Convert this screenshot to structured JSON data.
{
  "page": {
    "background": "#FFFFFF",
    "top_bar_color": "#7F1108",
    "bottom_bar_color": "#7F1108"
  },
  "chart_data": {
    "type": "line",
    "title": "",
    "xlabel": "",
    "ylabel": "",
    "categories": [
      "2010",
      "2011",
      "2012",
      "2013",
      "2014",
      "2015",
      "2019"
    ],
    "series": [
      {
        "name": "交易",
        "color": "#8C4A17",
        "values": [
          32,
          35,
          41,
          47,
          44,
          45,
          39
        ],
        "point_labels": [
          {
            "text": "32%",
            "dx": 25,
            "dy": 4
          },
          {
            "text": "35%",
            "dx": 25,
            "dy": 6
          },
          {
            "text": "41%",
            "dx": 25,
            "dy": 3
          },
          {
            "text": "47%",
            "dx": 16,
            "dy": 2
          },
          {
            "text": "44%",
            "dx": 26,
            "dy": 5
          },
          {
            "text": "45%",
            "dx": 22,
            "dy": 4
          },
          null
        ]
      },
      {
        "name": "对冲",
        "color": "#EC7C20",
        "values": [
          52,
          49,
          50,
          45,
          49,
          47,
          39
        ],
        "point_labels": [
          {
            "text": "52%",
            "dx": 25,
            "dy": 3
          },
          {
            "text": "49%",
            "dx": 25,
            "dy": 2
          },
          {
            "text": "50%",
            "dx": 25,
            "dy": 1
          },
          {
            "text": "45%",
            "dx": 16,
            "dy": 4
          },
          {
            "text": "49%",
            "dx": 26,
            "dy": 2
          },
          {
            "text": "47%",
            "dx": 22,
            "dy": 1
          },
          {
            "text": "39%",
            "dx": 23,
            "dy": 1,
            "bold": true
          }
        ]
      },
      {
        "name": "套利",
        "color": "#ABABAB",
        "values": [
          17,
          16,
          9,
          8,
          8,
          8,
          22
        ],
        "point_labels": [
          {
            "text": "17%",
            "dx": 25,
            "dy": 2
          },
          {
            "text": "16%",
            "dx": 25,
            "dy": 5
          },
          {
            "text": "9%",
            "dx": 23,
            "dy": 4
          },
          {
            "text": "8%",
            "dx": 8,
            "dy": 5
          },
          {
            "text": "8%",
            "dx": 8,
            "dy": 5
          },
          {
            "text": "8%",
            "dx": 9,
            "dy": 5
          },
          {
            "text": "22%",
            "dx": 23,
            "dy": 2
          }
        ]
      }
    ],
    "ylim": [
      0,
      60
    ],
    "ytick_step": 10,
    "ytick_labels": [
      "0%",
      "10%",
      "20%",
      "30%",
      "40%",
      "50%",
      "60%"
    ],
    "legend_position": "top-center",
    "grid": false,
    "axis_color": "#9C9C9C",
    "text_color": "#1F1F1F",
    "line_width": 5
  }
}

TASK PROMPT ▸ Set down the listing above in full, please, exactly as it appears.

REPLY TO THE TASK ▸
Convert this screenshot to structured JSON data.
{
  "page": {
    "background": "#FFFFFF",
    "top_bar_color": "#7F1108",
    "bottom_bar_color": "#7F1108"
  },
  "chart_data": {
    "type": "line",
    "title": "",
    "xlabel": "",
    "ylabel": "",
    "categories": [
      "2010",
      "2011",
      "2012",
      "2013",
      "2014",
      "2015",
      "2019"
    ],
    "series": [
      {
        "name": "交易",
        "color": "#8C4A17",
        "values": [
          32,
          35,
          41,
          47,
          44,
          45,
          39
        ],
        "point_labels": [
          {
            "text": "32%",
            "dx": 25,
            "dy": 4
          },
          {
            "text": "35%",
            "dx": 25,
            "dy": 6
          },
          {
            "text": "41%",
            "dx": 25,
            "dy": 3
          },
          {
            "text": "47%",
            "dx": 16,
            "dy": 2
          },
          {
            "text": "44%",
            "dx": 26,
            "dy": 5
          },
          {
            "text": "45%",
            "dx": 22,
            "dy": 4
          },
          null
        ]
      },
      {
        "name": "对冲",
        "color": "#EC7C20",
        "values": [
          52,
          49,
          50,
          45,
          49,
          47,
          39
        ],
        "point_labels": [
          {
            "text": "52%",
            "dx": 25,
            "dy": 3
          },
          {
            "text": "49%",
            "dx": 25,
            "dy": 2
          },
          {
            "text": "50%",
            "dx": 25,
            "dy": 1
          },
          {
            "text": "45%",
            "dx": 16,
            "dy": 4
          },
          {
            "text": "49%",
            "dx": 26,
            "dy": 2
          },
          {
            "text": "47%",
            "dx": 22,
            "dy": 1
          },
          {
            "text": "39%",
            "dx": 23,
            "dy": 1,
            "bold": true
          }
        ]
      },
      {
        "name": "套利",
        "color": "#ABABAB",
        "values": [
          17,
          16,
          9,
          8,
          8,
          8,
          22
        ],
        "point_labels": [
          {
            "text": "17%",
            "dx": 25,
            "dy": 2
          },
          {
            "text": "16%",
            "dx": 25,
            "dy": 5
          },
          {
            "text": "9%",
            "dx": 23,
            "dy": 4
          },
          {
            "text": "8%",
            "dx": 8,
            "dy": 5
          },
          {
            "text": "8%",
            "dx": 8,
            "dy": 5
          },
          {
            "text": "8%",
            "dx": 9,
            "dy": 5
          },
          {
            "text": "22%",
            "dx": 23,
            "dy": 2
          }
        ]
      }
    ],
    "ylim": [
      0,
      60
    ],
    "ytick_step": 10,
    "ytick_labels": [
      "0%",
      "10%",
      "20%",
      "30%",
      "40%",
      "50%",
      "60%"
    ],
    "legend_position": "top-center",
    "grid": false,
    "axis_color": "#9C9C9C",
    "text_color": "#1F1F1F",
    "line_width": 5
  }
}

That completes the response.